Here are some entries; quote each one exactly.

(Items from a dataset)
__________

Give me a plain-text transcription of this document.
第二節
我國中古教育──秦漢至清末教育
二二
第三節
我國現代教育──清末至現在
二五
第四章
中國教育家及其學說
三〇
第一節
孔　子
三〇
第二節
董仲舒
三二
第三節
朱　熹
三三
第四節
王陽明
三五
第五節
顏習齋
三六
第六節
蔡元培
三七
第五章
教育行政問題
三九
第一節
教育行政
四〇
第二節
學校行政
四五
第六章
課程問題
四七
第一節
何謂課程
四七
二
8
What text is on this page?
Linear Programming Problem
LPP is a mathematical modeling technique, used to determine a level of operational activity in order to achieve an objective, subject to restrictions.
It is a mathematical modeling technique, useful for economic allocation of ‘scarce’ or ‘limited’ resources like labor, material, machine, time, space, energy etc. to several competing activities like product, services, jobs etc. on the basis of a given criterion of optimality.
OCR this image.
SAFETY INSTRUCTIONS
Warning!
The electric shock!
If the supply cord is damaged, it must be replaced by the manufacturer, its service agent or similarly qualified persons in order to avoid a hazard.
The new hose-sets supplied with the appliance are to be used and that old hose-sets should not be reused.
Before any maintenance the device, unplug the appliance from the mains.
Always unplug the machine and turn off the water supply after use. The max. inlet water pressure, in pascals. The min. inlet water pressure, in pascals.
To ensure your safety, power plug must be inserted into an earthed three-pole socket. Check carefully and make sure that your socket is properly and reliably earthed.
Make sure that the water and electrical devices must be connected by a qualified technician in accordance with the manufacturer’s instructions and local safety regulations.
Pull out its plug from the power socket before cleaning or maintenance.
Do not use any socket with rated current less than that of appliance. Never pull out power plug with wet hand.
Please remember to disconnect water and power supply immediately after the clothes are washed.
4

__________

● **COMPLETE OUTPUT**
Give me a plain-text transcription of this document.
第二節
我國中古教育──秦漢至清末教育
二二
第三節
我國現代教育──清末至現在
二五
第四章
中國教育家及其學說
三〇
第一節
孔　子
三〇
第二節
董仲舒
三二
第三節
朱　熹
三三
第四節
王陽明
三五
第五節
顏習齋
三六
第六節
蔡元培
三七
第五章
教育行政問題
三九
第一節
教育行政
四〇
第二節
學校行政
四五
第六章
課程問題
四七
第一節
何謂課程
四七
二
8
What text is on this page?
Linear Programming Problem
LPP is a mathematical modeling technique, used to determine a level of operational activity in order to achieve an objective, subject to restrictions.
It is a mathematical modeling technique, useful for economic allocation of ‘scarce’ or ‘limited’ resources like labor, material, machine, time, space, energy etc. to several competing activities like product, services, jobs etc. on the basis of a given criterion of optimality.
OCR this image.
SAFETY INSTRUCTIONS
Warning!
The electric shock!
If the supply cord is damaged, it must be replaced by the manufacturer, its service agent or similarly qualified persons in order to avoid a hazard.
The new hose-sets supplied with the appliance are to be used and that old hose-sets should not be reused.
Before any maintenance the device, unplug the appliance from the mains.
Always unplug the machine and turn off the water supply after use. The max. inlet water pressure, in pascals. The min. inlet water pressure, in pascals.
To ensure your safety, power plug must be inserted into an earthed three-pole socket. Check carefully and make sure that your socket is properly and reliably earthed.
Make sure that the water and electrical devices must be connected by a qualified technician in accordance with the manufacturer’s instructions and local safety regulations.
Pull out its plug from the power socket before cleaning or maintenance.
Do not use any socket with rated current less than that of appliance. Never pull out power plug with wet hand.
Please remember to disconnect water and power supply immediately after the clothes are washed.
4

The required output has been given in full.